▶ **GIVEN INSTRUCTION**: Give the number of lines in the records below that include "heading", and nothing more.

(Stored data)
__________

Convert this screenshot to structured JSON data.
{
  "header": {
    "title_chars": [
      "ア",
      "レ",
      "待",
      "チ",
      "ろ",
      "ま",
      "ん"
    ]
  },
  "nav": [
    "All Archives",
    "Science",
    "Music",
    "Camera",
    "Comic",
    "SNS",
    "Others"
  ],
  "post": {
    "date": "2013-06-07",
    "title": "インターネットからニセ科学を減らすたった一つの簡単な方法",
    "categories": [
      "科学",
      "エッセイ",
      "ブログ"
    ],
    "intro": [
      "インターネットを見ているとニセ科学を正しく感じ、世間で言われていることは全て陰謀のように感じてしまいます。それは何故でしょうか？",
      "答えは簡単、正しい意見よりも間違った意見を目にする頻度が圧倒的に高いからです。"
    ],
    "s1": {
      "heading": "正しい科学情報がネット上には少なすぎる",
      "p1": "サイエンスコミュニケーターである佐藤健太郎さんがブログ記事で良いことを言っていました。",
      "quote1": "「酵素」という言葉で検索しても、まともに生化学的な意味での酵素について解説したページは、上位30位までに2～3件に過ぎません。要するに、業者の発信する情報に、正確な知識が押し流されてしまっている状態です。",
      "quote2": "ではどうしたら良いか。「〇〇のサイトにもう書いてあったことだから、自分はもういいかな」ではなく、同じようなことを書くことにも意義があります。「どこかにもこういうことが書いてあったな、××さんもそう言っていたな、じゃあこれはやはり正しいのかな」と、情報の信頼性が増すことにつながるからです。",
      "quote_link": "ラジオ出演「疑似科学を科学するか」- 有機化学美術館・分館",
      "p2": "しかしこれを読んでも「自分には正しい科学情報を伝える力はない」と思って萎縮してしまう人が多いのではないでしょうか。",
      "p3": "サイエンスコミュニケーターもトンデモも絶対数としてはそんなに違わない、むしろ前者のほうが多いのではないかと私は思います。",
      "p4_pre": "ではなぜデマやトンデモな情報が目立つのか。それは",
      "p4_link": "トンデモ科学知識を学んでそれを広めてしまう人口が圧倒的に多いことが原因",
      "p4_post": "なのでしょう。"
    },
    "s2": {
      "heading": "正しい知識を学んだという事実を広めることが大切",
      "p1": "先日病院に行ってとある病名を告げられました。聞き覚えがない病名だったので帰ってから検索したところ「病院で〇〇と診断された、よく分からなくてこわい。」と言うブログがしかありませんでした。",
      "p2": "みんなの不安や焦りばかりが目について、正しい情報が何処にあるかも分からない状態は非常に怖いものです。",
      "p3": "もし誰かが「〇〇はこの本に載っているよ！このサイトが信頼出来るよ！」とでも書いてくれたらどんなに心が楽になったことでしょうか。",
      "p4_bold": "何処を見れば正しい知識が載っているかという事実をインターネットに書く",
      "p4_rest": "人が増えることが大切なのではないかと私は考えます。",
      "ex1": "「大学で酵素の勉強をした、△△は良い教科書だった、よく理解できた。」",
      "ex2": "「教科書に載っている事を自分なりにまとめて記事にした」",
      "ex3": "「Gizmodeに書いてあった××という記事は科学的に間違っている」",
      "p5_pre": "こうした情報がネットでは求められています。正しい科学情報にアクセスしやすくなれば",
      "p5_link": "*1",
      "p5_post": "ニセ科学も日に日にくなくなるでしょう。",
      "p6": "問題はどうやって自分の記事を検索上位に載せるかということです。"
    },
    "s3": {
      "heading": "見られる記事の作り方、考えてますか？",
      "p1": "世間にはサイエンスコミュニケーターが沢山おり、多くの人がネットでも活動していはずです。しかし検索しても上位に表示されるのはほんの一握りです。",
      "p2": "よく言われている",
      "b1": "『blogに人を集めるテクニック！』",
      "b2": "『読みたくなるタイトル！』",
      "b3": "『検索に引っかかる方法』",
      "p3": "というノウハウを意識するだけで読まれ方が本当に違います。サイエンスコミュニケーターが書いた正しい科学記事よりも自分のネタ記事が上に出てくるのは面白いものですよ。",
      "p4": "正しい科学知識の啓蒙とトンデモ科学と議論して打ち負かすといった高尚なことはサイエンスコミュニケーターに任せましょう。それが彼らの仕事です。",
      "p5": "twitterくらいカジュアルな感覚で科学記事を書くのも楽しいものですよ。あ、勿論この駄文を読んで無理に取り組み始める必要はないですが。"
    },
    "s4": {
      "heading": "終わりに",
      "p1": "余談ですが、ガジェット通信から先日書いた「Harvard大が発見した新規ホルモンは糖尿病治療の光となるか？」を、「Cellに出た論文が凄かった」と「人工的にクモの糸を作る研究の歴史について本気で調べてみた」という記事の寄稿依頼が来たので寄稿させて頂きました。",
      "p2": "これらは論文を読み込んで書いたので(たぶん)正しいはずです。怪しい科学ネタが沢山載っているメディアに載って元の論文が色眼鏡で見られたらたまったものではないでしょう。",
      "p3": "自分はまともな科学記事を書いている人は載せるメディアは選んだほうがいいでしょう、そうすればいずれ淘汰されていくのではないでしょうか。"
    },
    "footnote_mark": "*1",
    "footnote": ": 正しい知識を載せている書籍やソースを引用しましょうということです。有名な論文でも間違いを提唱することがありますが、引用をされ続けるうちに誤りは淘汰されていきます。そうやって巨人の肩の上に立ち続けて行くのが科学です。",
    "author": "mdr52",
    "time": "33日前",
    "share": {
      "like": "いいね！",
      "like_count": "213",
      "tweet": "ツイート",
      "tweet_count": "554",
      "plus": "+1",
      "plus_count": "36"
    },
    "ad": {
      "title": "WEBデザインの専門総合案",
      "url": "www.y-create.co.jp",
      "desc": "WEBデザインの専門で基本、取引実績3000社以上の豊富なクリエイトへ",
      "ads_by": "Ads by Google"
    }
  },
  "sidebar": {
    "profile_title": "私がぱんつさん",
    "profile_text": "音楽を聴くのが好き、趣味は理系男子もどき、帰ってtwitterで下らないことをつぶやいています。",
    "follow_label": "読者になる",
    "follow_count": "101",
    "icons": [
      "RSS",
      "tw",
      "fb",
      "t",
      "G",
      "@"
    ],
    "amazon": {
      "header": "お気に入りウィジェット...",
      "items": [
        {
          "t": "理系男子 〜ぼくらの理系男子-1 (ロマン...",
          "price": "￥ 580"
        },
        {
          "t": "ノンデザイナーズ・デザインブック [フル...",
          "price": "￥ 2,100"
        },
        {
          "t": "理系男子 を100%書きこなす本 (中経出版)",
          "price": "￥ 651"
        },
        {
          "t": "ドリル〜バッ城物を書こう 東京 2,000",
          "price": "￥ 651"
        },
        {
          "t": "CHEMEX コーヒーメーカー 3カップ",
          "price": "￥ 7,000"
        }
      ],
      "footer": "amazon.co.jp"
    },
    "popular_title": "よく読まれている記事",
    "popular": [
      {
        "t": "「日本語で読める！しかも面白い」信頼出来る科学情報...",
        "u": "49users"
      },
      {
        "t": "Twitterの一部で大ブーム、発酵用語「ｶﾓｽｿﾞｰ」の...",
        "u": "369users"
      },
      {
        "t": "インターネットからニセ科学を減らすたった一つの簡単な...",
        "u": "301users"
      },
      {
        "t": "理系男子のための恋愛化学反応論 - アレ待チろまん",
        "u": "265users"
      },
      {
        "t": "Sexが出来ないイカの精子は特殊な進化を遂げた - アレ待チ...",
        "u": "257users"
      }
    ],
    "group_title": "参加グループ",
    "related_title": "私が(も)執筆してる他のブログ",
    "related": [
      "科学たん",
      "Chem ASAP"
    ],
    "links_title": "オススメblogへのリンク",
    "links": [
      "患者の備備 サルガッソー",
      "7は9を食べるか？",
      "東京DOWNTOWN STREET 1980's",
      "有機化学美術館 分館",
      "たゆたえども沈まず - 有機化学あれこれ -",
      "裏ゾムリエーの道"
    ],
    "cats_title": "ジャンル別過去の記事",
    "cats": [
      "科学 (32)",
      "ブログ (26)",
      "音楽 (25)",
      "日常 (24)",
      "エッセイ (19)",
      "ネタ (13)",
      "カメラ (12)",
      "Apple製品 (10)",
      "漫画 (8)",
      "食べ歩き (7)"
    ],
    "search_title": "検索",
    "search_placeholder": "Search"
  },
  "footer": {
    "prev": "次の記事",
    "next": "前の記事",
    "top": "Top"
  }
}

__________

▶ **EXPECTED OUTPUT**: 4